Brief: Look for "又能使滑片" in each line of the entries, and return the matching lines.

Entries taken from a collection:
↓↓↓

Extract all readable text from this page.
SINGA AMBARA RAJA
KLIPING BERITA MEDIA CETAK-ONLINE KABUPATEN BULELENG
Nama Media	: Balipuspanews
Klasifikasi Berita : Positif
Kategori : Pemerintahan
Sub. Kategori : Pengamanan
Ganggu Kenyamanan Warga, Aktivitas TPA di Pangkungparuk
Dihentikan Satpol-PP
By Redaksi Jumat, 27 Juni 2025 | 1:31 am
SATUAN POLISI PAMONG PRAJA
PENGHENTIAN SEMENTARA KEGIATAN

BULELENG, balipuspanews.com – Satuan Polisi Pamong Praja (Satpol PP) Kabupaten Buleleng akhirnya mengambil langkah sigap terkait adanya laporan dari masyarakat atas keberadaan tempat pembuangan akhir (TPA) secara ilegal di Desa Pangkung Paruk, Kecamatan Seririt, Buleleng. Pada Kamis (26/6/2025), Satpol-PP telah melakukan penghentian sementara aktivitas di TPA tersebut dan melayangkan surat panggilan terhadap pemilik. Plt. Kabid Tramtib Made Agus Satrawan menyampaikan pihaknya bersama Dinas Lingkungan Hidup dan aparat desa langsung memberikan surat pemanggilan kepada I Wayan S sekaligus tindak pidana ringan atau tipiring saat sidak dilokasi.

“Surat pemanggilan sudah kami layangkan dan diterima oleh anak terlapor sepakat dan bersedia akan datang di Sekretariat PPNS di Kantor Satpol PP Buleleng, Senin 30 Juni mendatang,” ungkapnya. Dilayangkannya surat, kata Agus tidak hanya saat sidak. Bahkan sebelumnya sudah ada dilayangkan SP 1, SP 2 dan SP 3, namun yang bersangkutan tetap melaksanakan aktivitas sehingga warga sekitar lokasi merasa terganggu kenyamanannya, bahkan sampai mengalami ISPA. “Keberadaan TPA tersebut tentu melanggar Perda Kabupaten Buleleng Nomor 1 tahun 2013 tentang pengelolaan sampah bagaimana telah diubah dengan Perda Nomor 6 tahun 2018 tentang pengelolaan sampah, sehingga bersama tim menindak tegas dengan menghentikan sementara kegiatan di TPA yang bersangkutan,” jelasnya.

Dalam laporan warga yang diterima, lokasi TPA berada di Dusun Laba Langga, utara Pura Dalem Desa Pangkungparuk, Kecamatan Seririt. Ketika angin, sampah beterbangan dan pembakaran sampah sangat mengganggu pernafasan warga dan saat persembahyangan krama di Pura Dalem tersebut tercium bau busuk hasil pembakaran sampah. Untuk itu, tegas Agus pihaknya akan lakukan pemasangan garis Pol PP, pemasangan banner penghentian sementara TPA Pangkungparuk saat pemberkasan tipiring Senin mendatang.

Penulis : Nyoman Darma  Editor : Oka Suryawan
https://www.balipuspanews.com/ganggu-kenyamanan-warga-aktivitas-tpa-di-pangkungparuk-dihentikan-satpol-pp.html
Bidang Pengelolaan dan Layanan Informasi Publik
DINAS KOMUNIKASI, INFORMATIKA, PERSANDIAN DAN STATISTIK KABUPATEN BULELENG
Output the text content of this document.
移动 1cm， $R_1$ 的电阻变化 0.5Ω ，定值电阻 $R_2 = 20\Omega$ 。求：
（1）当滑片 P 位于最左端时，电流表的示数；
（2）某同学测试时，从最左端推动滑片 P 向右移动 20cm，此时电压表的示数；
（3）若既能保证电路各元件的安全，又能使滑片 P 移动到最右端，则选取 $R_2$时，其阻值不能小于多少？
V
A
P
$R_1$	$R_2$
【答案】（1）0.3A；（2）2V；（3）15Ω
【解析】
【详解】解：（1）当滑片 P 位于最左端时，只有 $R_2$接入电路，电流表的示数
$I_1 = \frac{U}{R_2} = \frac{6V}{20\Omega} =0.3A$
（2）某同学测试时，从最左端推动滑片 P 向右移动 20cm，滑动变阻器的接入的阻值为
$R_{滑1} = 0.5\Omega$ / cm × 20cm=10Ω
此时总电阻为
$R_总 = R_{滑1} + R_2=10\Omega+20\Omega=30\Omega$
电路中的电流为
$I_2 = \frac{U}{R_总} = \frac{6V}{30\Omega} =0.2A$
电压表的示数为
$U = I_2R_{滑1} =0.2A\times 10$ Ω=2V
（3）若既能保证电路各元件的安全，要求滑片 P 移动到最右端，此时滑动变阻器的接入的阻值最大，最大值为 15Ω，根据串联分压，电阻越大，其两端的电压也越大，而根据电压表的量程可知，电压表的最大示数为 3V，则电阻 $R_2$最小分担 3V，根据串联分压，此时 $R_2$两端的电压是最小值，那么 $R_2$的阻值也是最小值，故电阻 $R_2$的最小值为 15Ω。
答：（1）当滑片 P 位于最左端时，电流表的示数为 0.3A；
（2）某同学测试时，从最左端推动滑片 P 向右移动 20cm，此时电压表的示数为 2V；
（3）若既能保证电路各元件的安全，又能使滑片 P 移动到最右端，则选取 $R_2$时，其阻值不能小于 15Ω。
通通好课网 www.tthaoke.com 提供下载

↑↑↑

Task response:
（3）若既能保证电路各元件的安全，又能使滑片 P 移动到最右端，则选取 $R_2$时，其阻值不能小于多少？
（3）若既能保证电路各元件的安全，又能使滑片 P 移动到最右端，则选取 $R_2$时，其阻值不能小于 15Ω。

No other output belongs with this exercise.